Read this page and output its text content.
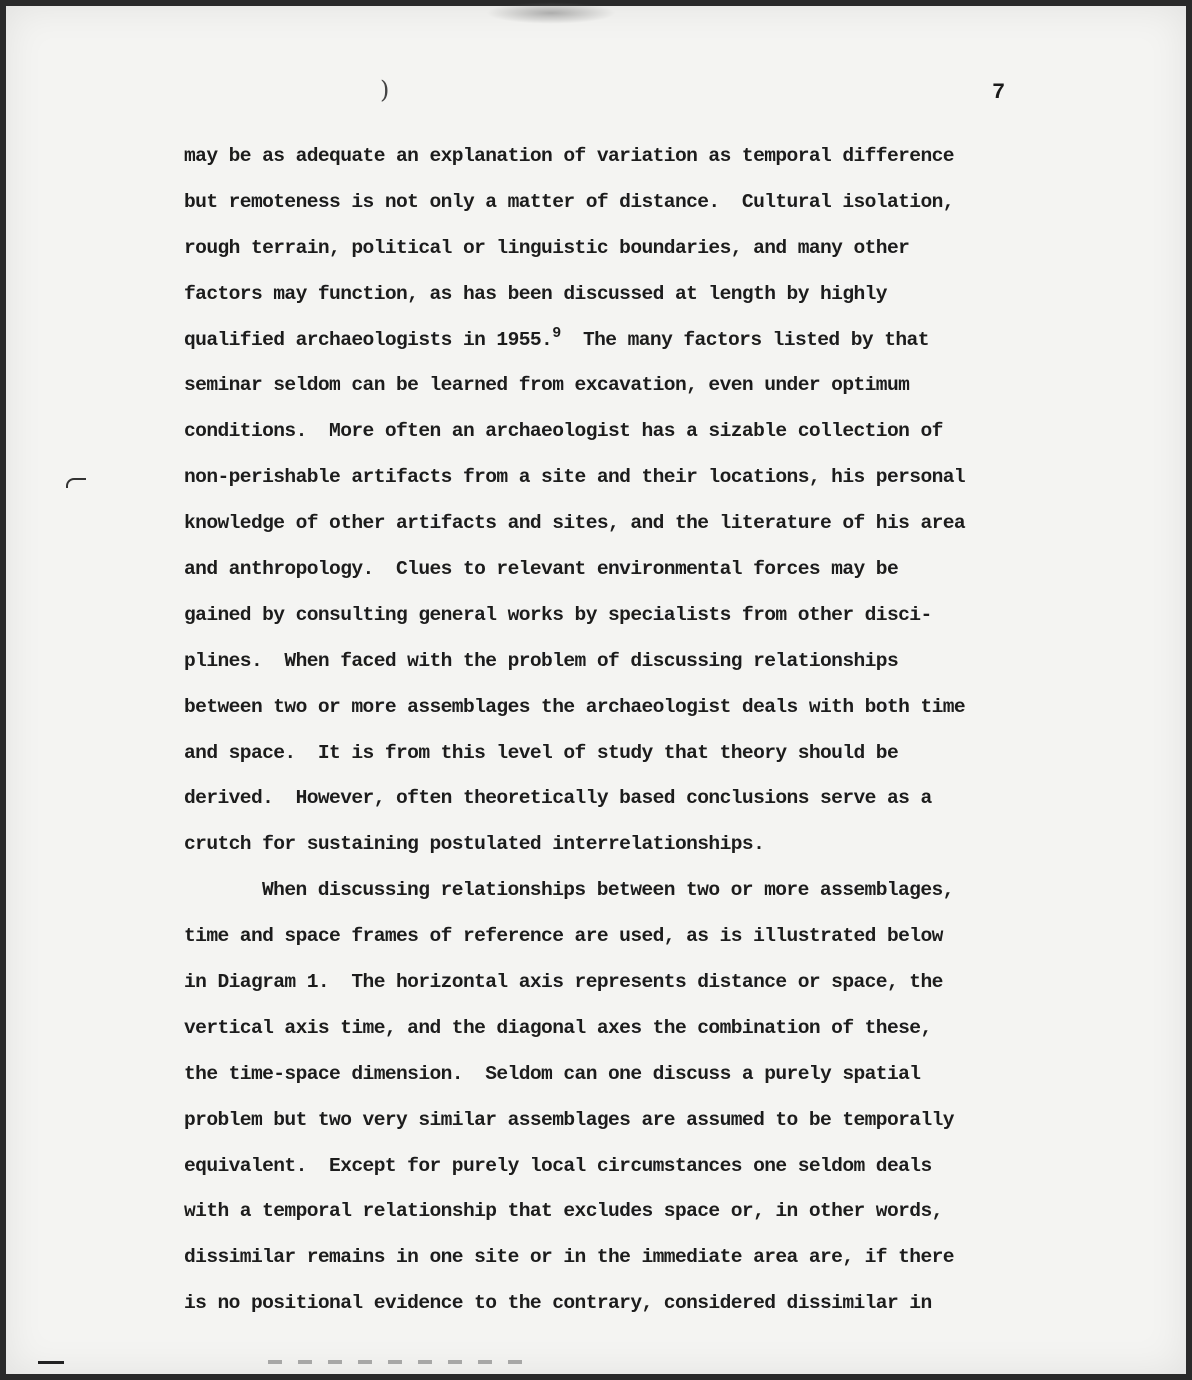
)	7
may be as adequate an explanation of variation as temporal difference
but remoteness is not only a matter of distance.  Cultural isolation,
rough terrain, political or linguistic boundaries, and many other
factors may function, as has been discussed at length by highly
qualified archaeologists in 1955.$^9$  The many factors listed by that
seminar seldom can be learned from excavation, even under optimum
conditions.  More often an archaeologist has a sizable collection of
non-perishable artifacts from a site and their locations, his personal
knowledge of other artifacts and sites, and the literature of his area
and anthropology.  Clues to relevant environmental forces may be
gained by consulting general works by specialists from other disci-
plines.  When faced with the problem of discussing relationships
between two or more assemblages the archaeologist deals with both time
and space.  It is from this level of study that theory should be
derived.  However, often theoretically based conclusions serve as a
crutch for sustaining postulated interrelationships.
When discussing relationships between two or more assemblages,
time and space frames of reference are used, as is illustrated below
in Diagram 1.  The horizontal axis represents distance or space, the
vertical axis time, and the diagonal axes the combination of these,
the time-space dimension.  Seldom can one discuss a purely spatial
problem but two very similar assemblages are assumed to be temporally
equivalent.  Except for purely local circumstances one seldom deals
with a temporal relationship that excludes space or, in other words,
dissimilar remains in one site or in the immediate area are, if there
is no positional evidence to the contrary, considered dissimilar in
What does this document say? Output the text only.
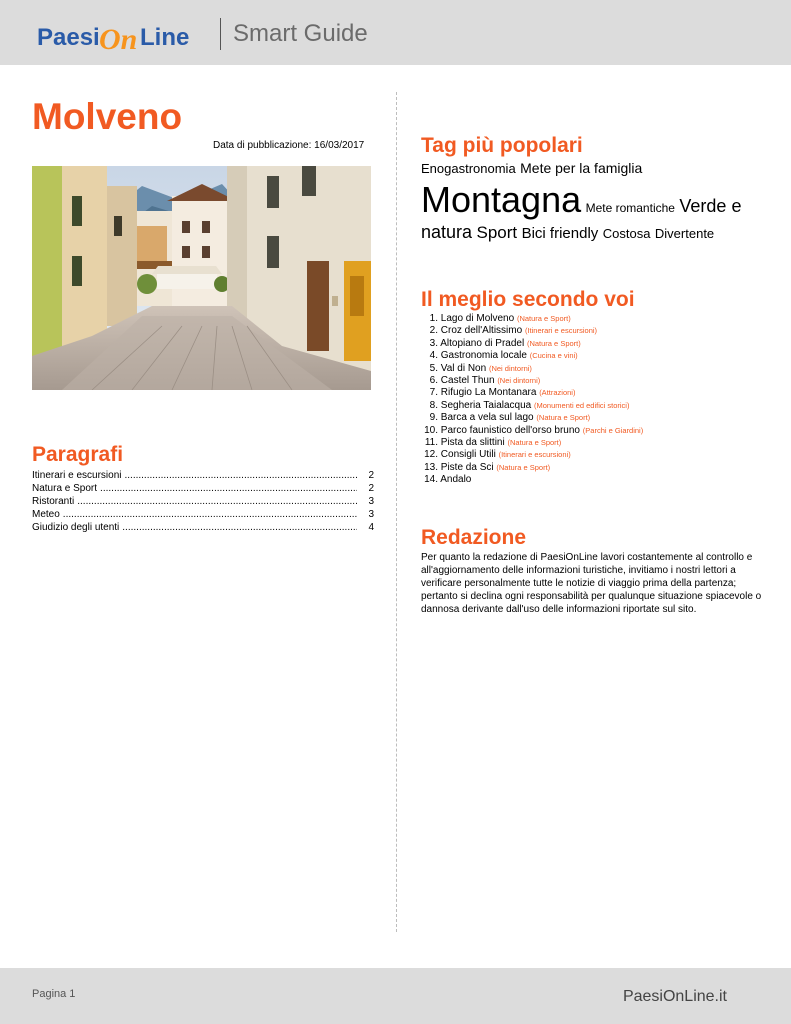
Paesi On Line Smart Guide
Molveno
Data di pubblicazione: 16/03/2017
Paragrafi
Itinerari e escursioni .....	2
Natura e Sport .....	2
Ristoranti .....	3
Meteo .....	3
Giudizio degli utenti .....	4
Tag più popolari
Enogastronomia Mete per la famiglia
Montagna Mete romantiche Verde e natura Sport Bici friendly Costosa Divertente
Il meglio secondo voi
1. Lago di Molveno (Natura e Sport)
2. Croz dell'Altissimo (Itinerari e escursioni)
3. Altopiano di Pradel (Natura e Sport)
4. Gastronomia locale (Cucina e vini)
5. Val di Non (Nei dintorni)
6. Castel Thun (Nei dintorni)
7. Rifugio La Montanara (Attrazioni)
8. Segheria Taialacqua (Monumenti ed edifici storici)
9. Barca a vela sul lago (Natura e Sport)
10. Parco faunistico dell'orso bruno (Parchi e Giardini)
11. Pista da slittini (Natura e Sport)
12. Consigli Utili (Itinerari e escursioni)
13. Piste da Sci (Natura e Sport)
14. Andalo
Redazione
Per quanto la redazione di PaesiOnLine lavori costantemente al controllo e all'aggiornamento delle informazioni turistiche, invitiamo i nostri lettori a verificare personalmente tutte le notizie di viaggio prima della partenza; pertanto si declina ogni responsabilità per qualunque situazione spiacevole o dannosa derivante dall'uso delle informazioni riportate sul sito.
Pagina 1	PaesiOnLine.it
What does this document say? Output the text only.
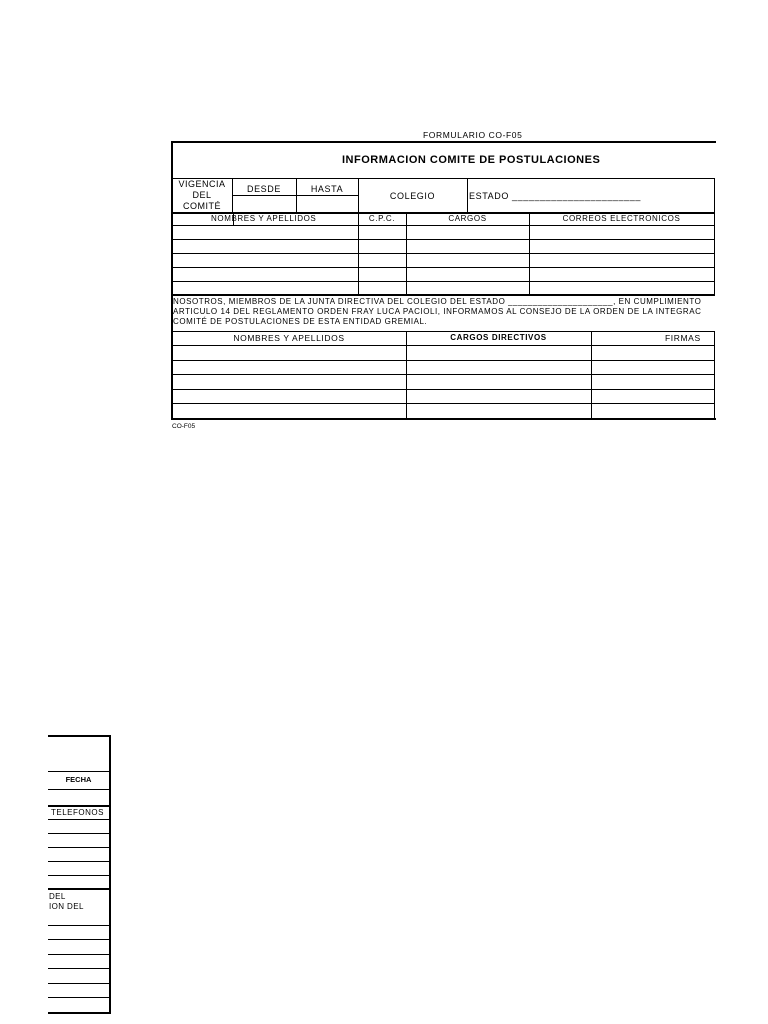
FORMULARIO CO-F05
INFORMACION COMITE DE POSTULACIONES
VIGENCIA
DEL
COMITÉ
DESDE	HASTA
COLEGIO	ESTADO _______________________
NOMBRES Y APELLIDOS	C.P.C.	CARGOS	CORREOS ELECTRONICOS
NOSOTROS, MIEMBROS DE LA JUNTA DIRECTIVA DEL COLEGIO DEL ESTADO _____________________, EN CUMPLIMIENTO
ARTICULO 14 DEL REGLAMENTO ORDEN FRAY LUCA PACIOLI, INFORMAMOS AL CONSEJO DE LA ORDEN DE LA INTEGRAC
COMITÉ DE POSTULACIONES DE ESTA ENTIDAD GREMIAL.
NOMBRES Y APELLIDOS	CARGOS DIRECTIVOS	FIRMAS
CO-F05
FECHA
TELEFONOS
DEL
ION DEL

..........

▸ **Exercise**
Pick out the lines that include the word "other" and write them out.

▸ **Task solution**
rough terrain, political or linguistic boundaries, and many other
knowledge of other artifacts and sites, and the literature of his area
gained by consulting general works by specialists from other disci-
with a temporal relationship that excludes space or, in other words,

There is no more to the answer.